• _WHAT TO WORK ON_
Without changing a character, return the entries, but not the images they hold.

(Records from a data source)
————
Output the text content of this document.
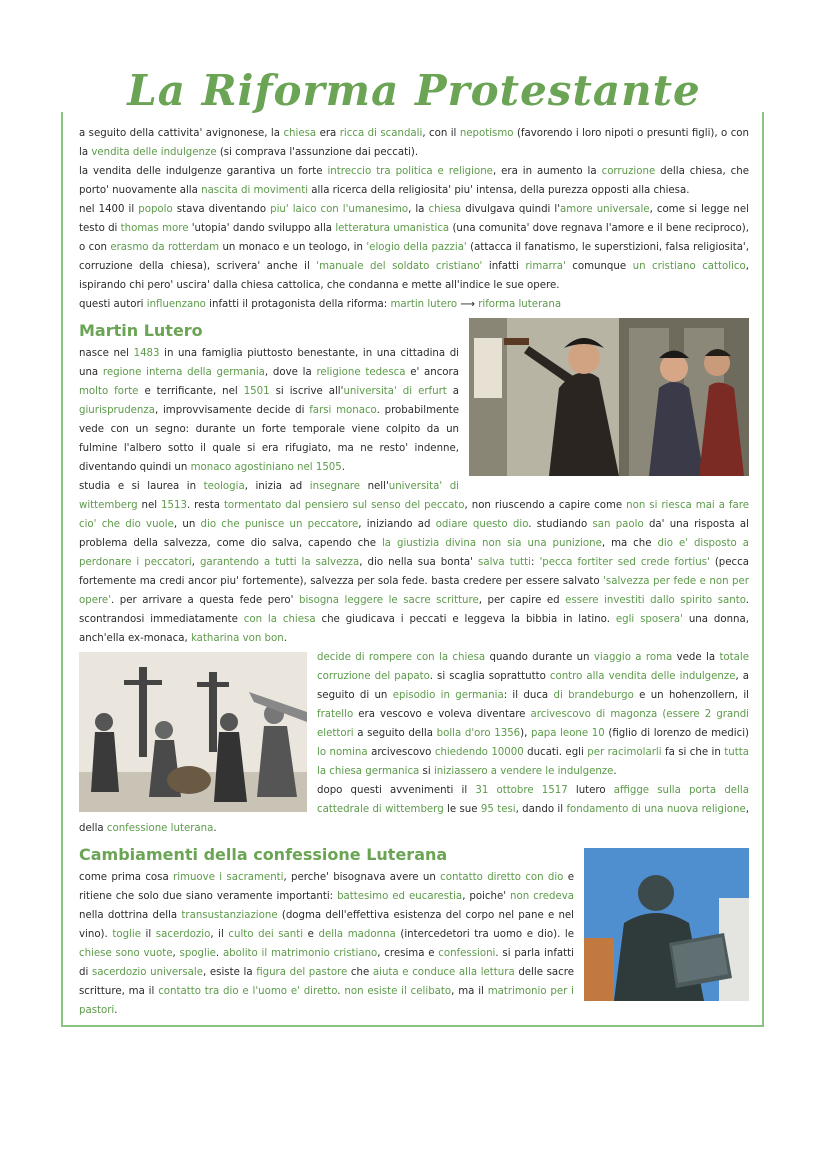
La Riforma Protestante

a seguito della cattivita' avignonese, la chiesa era ricca di scandali, con il nepotismo (favorendo i loro nipoti o presunti figli), o con la vendita delle indulgenze (si comprava l'assunzione dai peccati).

la vendita delle indulgenze garantiva un forte intreccio tra politica e religione, era in aumento la corruzione della chiesa, che porto' nuovamente alla nascita di movimenti alla ricerca della religiosita' piu' intensa, della purezza opposti alla chiesa.

nel 1400 il popolo stava diventando piu' laico con l'umanesimo, la chiesa divulgava quindi l'amore universale, come si legge nel testo di thomas more 'utopia' dando sviluppo alla letteratura umanistica (una comunita' dove regnava l'amore e il bene reciproco), o con erasmo da rotterdam un monaco e un teologo, in 'elogio della pazzia' (attacca il fanatismo, le superstizioni, falsa religiosita', corruzione della chiesa), scrivera' anche il 'manuale del soldato cristiano' infatti rimarra' comunque un cristiano cattolico, ispirando chi pero' uscira' dalla chiesa cattolica, che condanna e mette all'indice le sue opere.

questi autori influenzano infatti il protagonista della riforma: martin lutero ⟶ riforma luterana

Martin Lutero

nasce nel 1483 in una famiglia piuttosto benestante, in una cittadina di una regione interna della germania, dove la religione tedesca e' ancora molto forte e terrificante, nel 1501 si iscrive all'universita' di erfurt a giurisprudenza, improvvisamente decide di farsi monaco. probabilmente vede con un segno: durante un forte temporale viene colpito da un fulmine l'albero sotto il quale si era rifugiato, ma ne resto' indenne, diventando quindi un monaco agostiniano nel 1505.

studia e si laurea in teologia, inizia ad insegnare nell'universita' di wittemberg nel 1513. resta tormentato dal pensiero sul senso del peccato, non riuscendo a capire come non si riesca mai a fare cio' che dio vuole, un dio che punisce un peccatore, iniziando ad odiare questo dio. studiando san paolo da' una risposta al problema della salvezza, come dio salva, capendo che la giustizia divina non sia una punizione, ma che dio e' disposto a perdonare i peccatori, garantendo a tutti la salvezza, dio nella sua bonta' salva tutti: 'pecca fortiter sed crede fortius' (pecca fortemente ma credi ancor piu' fortemente), salvezza per sola fede. basta credere per essere salvato 'salvezza per fede e non per opere'. per arrivare a questa fede pero' bisogna leggere le sacre scritture, per capire ed essere investiti dallo spirito santo. scontrandosi immediatamente con la chiesa che giudicava i peccati e leggeva la bibbia in latino. egli sposera' una donna, anch'ella ex-monaca, katharina von bon.

decide di rompere con la chiesa quando durante un viaggio a roma vede la totale corruzione del papato. si scaglia soprattutto contro alla vendita delle indulgenze, a seguito di un episodio in germania: il duca di brandeburgo e un hohenzollern, il fratello era vescovo e voleva diventare arcivescovo di magonza (essere 2 grandi elettori a seguito della bolla d'oro 1356), papa leone 10 (figlio di lorenzo de medici) lo nomina arcivescovo chiedendo 10000 ducati. egli per racimolarli fa si che in tutta la chiesa germanica si iniziassero a vendere le indulgenze.

dopo questi avvenimenti il 31 ottobre 1517 lutero affigge sulla porta della cattedrale di wittemberg le sue 95 tesi, dando il fondamento di una nuova religione, della confessione luterana.

Cambiamenti della confessione Luterana

come prima cosa rimuove i sacramenti, perche' bisognava avere un contatto diretto con dio e ritiene che solo due siano veramente importanti: battesimo ed eucarestia, poiche' non credeva nella dottrina della transustanziazione (dogma dell'effettiva esistenza del corpo nel pane e nel vino). toglie il sacerdozio, il culto dei santi e della madonna (intercedetori tra uomo e dio). le chiese sono vuote, spoglie. abolito il matrimonio cristiano, cresima e confessioni. si parla infatti di sacerdozio universale, esiste la figura del pastore che aiuta e conduce alla lettura delle sacre scritture, ma il contatto tra dio e l'uomo e' diretto. non esiste il celibato, ma il matrimonio per i pastori.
————
• _WRITTEN RESPONSE_
Output the text content of this document.
La Riforma Protestante

a seguito della cattivita' avignonese, la chiesa era ricca di scandali, con il nepotismo (favorendo i loro nipoti o presunti figli), o con la vendita delle indulgenze (si comprava l'assunzione dai peccati).

la vendita delle indulgenze garantiva un forte intreccio tra politica e religione, era in aumento la corruzione della chiesa, che porto' nuovamente alla nascita di movimenti alla ricerca della religiosita' piu' intensa, della purezza opposti alla chiesa.

nel 1400 il popolo stava diventando piu' laico con l'umanesimo, la chiesa divulgava quindi l'amore universale, come si legge nel testo di thomas more 'utopia' dando sviluppo alla letteratura umanistica (una comunita' dove regnava l'amore e il bene reciproco), o con erasmo da rotterdam un monaco e un teologo, in 'elogio della pazzia' (attacca il fanatismo, le superstizioni, falsa religiosita', corruzione della chiesa), scrivera' anche il 'manuale del soldato cristiano' infatti rimarra' comunque un cristiano cattolico, ispirando chi pero' uscira' dalla chiesa cattolica, che condanna e mette all'indice le sue opere.

questi autori influenzano infatti il protagonista della riforma: martin lutero ⟶ riforma luterana

Martin Lutero

nasce nel 1483 in una famiglia piuttosto benestante, in una cittadina di una regione interna della germania, dove la religione tedesca e' ancora molto forte e terrificante, nel 1501 si iscrive all'universita' di erfurt a giurisprudenza, improvvisamente decide di farsi monaco. probabilmente vede con un segno: durante un forte temporale viene colpito da un fulmine l'albero sotto il quale si era rifugiato, ma ne resto' indenne, diventando quindi un monaco agostiniano nel 1505.

studia e si laurea in teologia, inizia ad insegnare nell'universita' di wittemberg nel 1513. resta tormentato dal pensiero sul senso del peccato, non riuscendo a capire come non si riesca mai a fare cio' che dio vuole, un dio che punisce un peccatore, iniziando ad odiare questo dio. studiando san paolo da' una risposta al problema della salvezza, come dio salva, capendo che la giustizia divina non sia una punizione, ma che dio e' disposto a perdonare i peccatori, garantendo a tutti la salvezza, dio nella sua bonta' salva tutti: 'pecca fortiter sed crede fortius' (pecca fortemente ma credi ancor piu' fortemente), salvezza per sola fede. basta credere per essere salvato 'salvezza per fede e non per opere'. per arrivare a questa fede pero' bisogna leggere le sacre scritture, per capire ed essere investiti dallo spirito santo. scontrandosi immediatamente con la chiesa che giudicava i peccati e leggeva la bibbia in latino. egli sposera' una donna, anch'ella ex-monaca, katharina von bon.

decide di rompere con la chiesa quando durante un viaggio a roma vede la totale corruzione del papato. si scaglia soprattutto contro alla vendita delle indulgenze, a seguito di un episodio in germania: il duca di brandeburgo e un hohenzollern, il fratello era vescovo e voleva diventare arcivescovo di magonza (essere 2 grandi elettori a seguito della bolla d'oro 1356), papa leone 10 (figlio di lorenzo de medici) lo nomina arcivescovo chiedendo 10000 ducati. egli per racimolarli fa si che in tutta la chiesa germanica si iniziassero a vendere le indulgenze.

dopo questi avvenimenti il 31 ottobre 1517 lutero affigge sulla porta della cattedrale di wittemberg le sue 95 tesi, dando il fondamento di una nuova religione, della confessione luterana.

Cambiamenti della confessione Luterana

come prima cosa rimuove i sacramenti, perche' bisognava avere un contatto diretto con dio e ritiene che solo due siano veramente importanti: battesimo ed eucarestia, poiche' non credeva nella dottrina della transustanziazione (dogma dell'effettiva esistenza del corpo nel pane e nel vino). toglie il sacerdozio, il culto dei santi e della madonna (intercedetori tra uomo e dio). le chiese sono vuote, spoglie. abolito il matrimonio cristiano, cresima e confessioni. si parla infatti di sacerdozio universale, esiste la figura del pastore che aiuta e conduce alla lettura delle sacre scritture, ma il contatto tra dio e l'uomo e' diretto. non esiste il celibato, ma il matrimonio per i pastori.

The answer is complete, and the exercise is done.